-------- Records

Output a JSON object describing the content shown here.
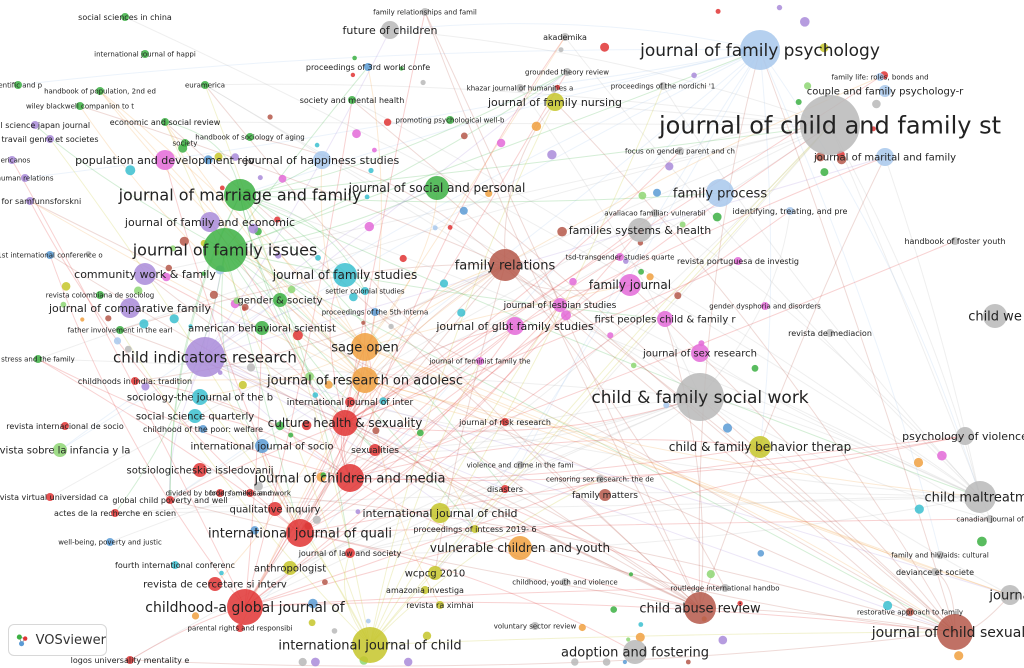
{
  "app": {
    "name": "VOSviewer"
  },
  "cluster_colors": {
    "green": "#3cb043",
    "purple": "#a98bd9",
    "red": "#e03434",
    "blue": "#5b9bd5",
    "yellow": "#c6c62a",
    "cyan": "#3bbfd0",
    "orange": "#f0a040",
    "grey": "#b8b8b8",
    "pink": "#e36ad8",
    "brown": "#b5584a",
    "lightblue": "#a8c8ec",
    "lime": "#8ed673"
  },
  "nodes": [
    {
      "label": "journal of child and family st",
      "color": "grey",
      "size": 30,
      "font": 24
    },
    {
      "label": "journal of family psychology",
      "color": "lightblue",
      "size": 20,
      "font": 17
    },
    {
      "label": "journal of marriage and family",
      "color": "green",
      "size": 16,
      "font": 16
    },
    {
      "label": "journal of family issues",
      "color": "green",
      "size": 22,
      "font": 16
    },
    {
      "label": "child & family social work",
      "color": "grey",
      "size": 24,
      "font": 17
    },
    {
      "label": "child indicators research",
      "color": "purple",
      "size": 20,
      "font": 15
    },
    {
      "label": "childhood-a global journal of",
      "color": "red",
      "size": 18,
      "font": 14
    },
    {
      "label": "international journal of child",
      "color": "yellow",
      "size": 18,
      "font": 13
    },
    {
      "label": "family relations",
      "color": "brown",
      "size": 16,
      "font": 13
    },
    {
      "label": "child maltreatme",
      "color": "grey",
      "size": 16,
      "font": 13
    },
    {
      "label": "journal of child sexual a",
      "color": "brown",
      "size": 18,
      "font": 14
    },
    {
      "label": "child abuse review",
      "color": "brown",
      "size": 16,
      "font": 13
    },
    {
      "label": "adoption and fostering",
      "color": "grey",
      "size": 12,
      "font": 13
    },
    {
      "label": "international journal of quali",
      "color": "red",
      "size": 14,
      "font": 13
    },
    {
      "label": "journal of research on adolesc",
      "color": "orange",
      "size": 13,
      "font": 13
    },
    {
      "label": "journal of children and media",
      "color": "red",
      "size": 14,
      "font": 13
    },
    {
      "label": "sage open",
      "color": "orange",
      "size": 14,
      "font": 13
    },
    {
      "label": "culture health & sexuality",
      "color": "red",
      "size": 13,
      "font": 12
    },
    {
      "label": "family process",
      "color": "lightblue",
      "size": 14,
      "font": 13
    },
    {
      "label": "families systems & health",
      "color": "grey",
      "size": 12,
      "font": 11
    },
    {
      "label": "family journal",
      "color": "pink",
      "size": 11,
      "font": 12
    },
    {
      "label": "journal of family studies",
      "color": "cyan",
      "size": 12,
      "font": 12
    },
    {
      "label": "community work & family",
      "color": "purple",
      "size": 11,
      "font": 11
    },
    {
      "label": "journal of comparative family",
      "color": "purple",
      "size": 10,
      "font": 11
    },
    {
      "label": "journal of family and economic",
      "color": "purple",
      "size": 10,
      "font": 11
    },
    {
      "label": "population and development rev",
      "color": "pink",
      "size": 10,
      "font": 11
    },
    {
      "label": "journal of happiness studies",
      "color": "lightblue",
      "size": 9,
      "font": 11
    },
    {
      "label": "journal of social and personal",
      "color": "green",
      "size": 12,
      "font": 12
    },
    {
      "label": "future of children",
      "color": "grey",
      "size": 9,
      "font": 11
    },
    {
      "label": "journal of family nursing",
      "color": "yellow",
      "size": 9,
      "font": 11
    },
    {
      "label": "journal of marital and family",
      "color": "lightblue",
      "size": 9,
      "font": 10
    },
    {
      "label": "couple and family psychology-r",
      "color": "lightblue",
      "size": 6,
      "font": 10
    },
    {
      "label": "child & family behavior therap",
      "color": "yellow",
      "size": 11,
      "font": 12
    },
    {
      "label": "psychology of violence",
      "color": "grey",
      "size": 9,
      "font": 11
    },
    {
      "label": "journal of sex research",
      "color": "pink",
      "size": 9,
      "font": 10
    },
    {
      "label": "journal of glbt family studies",
      "color": "pink",
      "size": 9,
      "font": 11
    },
    {
      "label": "first peoples child & family r",
      "color": "pink",
      "size": 8,
      "font": 10
    },
    {
      "label": "journal of lesbian studies",
      "color": "pink",
      "size": 7,
      "font": 9
    },
    {
      "label": "vulnerable children and youth",
      "color": "orange",
      "size": 12,
      "font": 12
    },
    {
      "label": "gender & society",
      "color": "green",
      "size": 7,
      "font": 10
    },
    {
      "label": "american behavioral scientist",
      "color": "green",
      "size": 7,
      "font": 10
    },
    {
      "label": "sociology-the journal of the b",
      "color": "cyan",
      "size": 8,
      "font": 10
    },
    {
      "label": "social science quarterly",
      "color": "cyan",
      "size": 7,
      "font": 10
    },
    {
      "label": "international journal of socio",
      "color": "blue",
      "size": 7,
      "font": 10
    },
    {
      "label": "sotsiologicheskie issledovanij",
      "color": "red",
      "size": 7,
      "font": 10
    },
    {
      "label": "qualitative inquiry",
      "color": "red",
      "size": 7,
      "font": 10
    },
    {
      "label": "international journal of child",
      "color": "yellow",
      "size": 10,
      "font": 11
    },
    {
      "label": "anthropologist",
      "color": "yellow",
      "size": 7,
      "font": 10
    },
    {
      "label": "revista de cercetare si interv",
      "color": "red",
      "size": 7,
      "font": 10
    },
    {
      "label": "wcpcg 2010",
      "color": "yellow",
      "size": 7,
      "font": 10
    },
    {
      "label": "journa",
      "color": "grey",
      "size": 10,
      "font": 13
    },
    {
      "label": "child we",
      "color": "grey",
      "size": 12,
      "font": 13
    },
    {
      "label": "family matters",
      "color": "brown",
      "size": 6,
      "font": 9
    },
    {
      "label": "sexualities",
      "color": "red",
      "size": 6,
      "font": 9
    },
    {
      "label": "revista sobre la infancia y la",
      "color": "lime",
      "size": 7,
      "font": 10
    },
    {
      "label": "journal of law and society",
      "color": "red",
      "size": 5,
      "font": 8
    },
    {
      "label": "international journal of inter",
      "color": "red",
      "size": 5,
      "font": 9
    },
    {
      "label": "childhood of the poor: welfare",
      "color": "blue",
      "size": 4,
      "font": 8
    },
    {
      "label": "fourth international conferenc",
      "color": "cyan",
      "size": 4,
      "font": 8
    },
    {
      "label": "global child poverty and well",
      "color": "red",
      "size": 4,
      "font": 8
    },
    {
      "label": "actes de la recherche en scien",
      "color": "red",
      "size": 4,
      "font": 8
    },
    {
      "label": "divided by borders: mexican m",
      "color": "red",
      "size": 4,
      "font": 7
    },
    {
      "label": "food, families and work",
      "color": "red",
      "size": 4,
      "font": 7
    },
    {
      "label": "well-being, poverty and justic",
      "color": "blue",
      "size": 4,
      "font": 7
    },
    {
      "label": "childhoods in india: tradition",
      "color": "red",
      "size": 4,
      "font": 8
    },
    {
      "label": "revista internacional de socio",
      "color": "red",
      "size": 4,
      "font": 8
    },
    {
      "label": "revista virtual universidad ca",
      "color": "red",
      "size": 4,
      "font": 8
    },
    {
      "label": "stress and the family",
      "color": "green",
      "size": 4,
      "font": 7
    },
    {
      "label": "father involvement in the earl",
      "color": "green",
      "size": 4,
      "font": 7
    },
    {
      "label": "revista colombiana de sociolog",
      "color": "green",
      "size": 4,
      "font": 7
    },
    {
      "label": "1st international conference o",
      "color": "blue",
      "size": 4,
      "font": 7
    },
    {
      "label": "skrift for samfunnsforskni",
      "color": "purple",
      "size": 4,
      "font": 8
    },
    {
      "label": "human relations",
      "color": "purple",
      "size": 4,
      "font": 7
    },
    {
      "label": "mericanos",
      "color": "purple",
      "size": 4,
      "font": 7
    },
    {
      "label": "travail genre et societes",
      "color": "purple",
      "size": 4,
      "font": 8
    },
    {
      "label": "social science japan journal",
      "color": "purple",
      "size": 4,
      "font": 8
    },
    {
      "label": "wiley blackwell companion to t",
      "color": "green",
      "size": 4,
      "font": 7
    },
    {
      "label": "handbook of population, 2nd ed",
      "color": "green",
      "size": 4,
      "font": 7
    },
    {
      "label": "dentific and p",
      "color": "green",
      "size": 4,
      "font": 7
    },
    {
      "label": "economic and social review",
      "color": "green",
      "size": 4,
      "font": 8
    },
    {
      "label": "society",
      "color": "green",
      "size": 4,
      "font": 7
    },
    {
      "label": "euramerica",
      "color": "green",
      "size": 4,
      "font": 7
    },
    {
      "label": "handbook of sociology of aging",
      "color": "green",
      "size": 4,
      "font": 7
    },
    {
      "label": "international journal of happi",
      "color": "green",
      "size": 4,
      "font": 7
    },
    {
      "label": "social sciences in china",
      "color": "green",
      "size": 4,
      "font": 8
    },
    {
      "label": "family relationships and famil",
      "color": "grey",
      "size": 4,
      "font": 7
    },
    {
      "label": "proceedings of 3rd world confe",
      "color": "blue",
      "size": 4,
      "font": 8
    },
    {
      "label": "society and mental health",
      "color": "green",
      "size": 4,
      "font": 8
    },
    {
      "label": "akademika",
      "color": "grey",
      "size": 4,
      "font": 8
    },
    {
      "label": "grounded theory review",
      "color": "grey",
      "size": 4,
      "font": 7
    },
    {
      "label": "khazar journal of humanities a",
      "color": "grey",
      "size": 4,
      "font": 7
    },
    {
      "label": "proceedings of the nordichi '1",
      "color": "grey",
      "size": 4,
      "font": 7
    },
    {
      "label": "promoting psychological well-b",
      "color": "green",
      "size": 4,
      "font": 7
    },
    {
      "label": "focus on gender, parent and ch",
      "color": "grey",
      "size": 4,
      "font": 7
    },
    {
      "label": "avaliacao familiar: vulnerabil",
      "color": "grey",
      "size": 4,
      "font": 7
    },
    {
      "label": "identifying, treating, and pre",
      "color": "lightblue",
      "size": 4,
      "font": 8
    },
    {
      "label": "family life: roles, bonds and",
      "color": "lightblue",
      "size": 4,
      "font": 7
    },
    {
      "label": "handbook of foster youth",
      "color": "grey",
      "size": 4,
      "font": 8
    },
    {
      "label": "tsd-transgender studies quarte",
      "color": "pink",
      "size": 4,
      "font": 7
    },
    {
      "label": "revista portuguesa de investig",
      "color": "pink",
      "size": 4,
      "font": 8
    },
    {
      "label": "settler colonial studies",
      "color": "cyan",
      "size": 4,
      "font": 7
    },
    {
      "label": "proceedings of the 5th interna",
      "color": "blue",
      "size": 4,
      "font": 7
    },
    {
      "label": "gender dysphoria and disorders",
      "color": "pink",
      "size": 4,
      "font": 7
    },
    {
      "label": "revista de mediacion",
      "color": "grey",
      "size": 4,
      "font": 8
    },
    {
      "label": "journal of feminist family the",
      "color": "pink",
      "size": 4,
      "font": 7
    },
    {
      "label": "journal of risk research",
      "color": "red",
      "size": 4,
      "font": 8
    },
    {
      "label": "violence and crime in the fami",
      "color": "grey",
      "size": 4,
      "font": 7
    },
    {
      "label": "censoring sex research: the de",
      "color": "grey",
      "size": 4,
      "font": 7
    },
    {
      "label": "disasters",
      "color": "red",
      "size": 4,
      "font": 8
    },
    {
      "label": "proceedings of intcess 2019- 6",
      "color": "yellow",
      "size": 4,
      "font": 8
    },
    {
      "label": "childhood, youth and violence",
      "color": "grey",
      "size": 4,
      "font": 7
    },
    {
      "label": "amazonia investiga",
      "color": "yellow",
      "size": 4,
      "font": 8
    },
    {
      "label": "revista ra ximhai",
      "color": "yellow",
      "size": 4,
      "font": 8
    },
    {
      "label": "voluntary sector review",
      "color": "grey",
      "size": 4,
      "font": 7
    },
    {
      "label": "routledge international handbo",
      "color": "grey",
      "size": 4,
      "font": 7
    },
    {
      "label": "parental rights and responsibi",
      "color": "red",
      "size": 4,
      "font": 7
    },
    {
      "label": "logos universality mentality e",
      "color": "red",
      "size": 4,
      "font": 8
    },
    {
      "label": "family and hiv/aids: cultural",
      "color": "grey",
      "size": 4,
      "font": 7
    },
    {
      "label": "deviance et societe",
      "color": "grey",
      "size": 4,
      "font": 8
    },
    {
      "label": "canadian journal of",
      "color": "grey",
      "size": 4,
      "font": 7
    },
    {
      "label": "restorative approach to family",
      "color": "brown",
      "size": 4,
      "font": 7
    }
  ]
}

----------------

Using the records above, list each line that includes "society".

*Solution for this task*:
      "label": "gender & society",
      "label": "journal of law and society",
      "label": "society",
      "label": "society and mental health",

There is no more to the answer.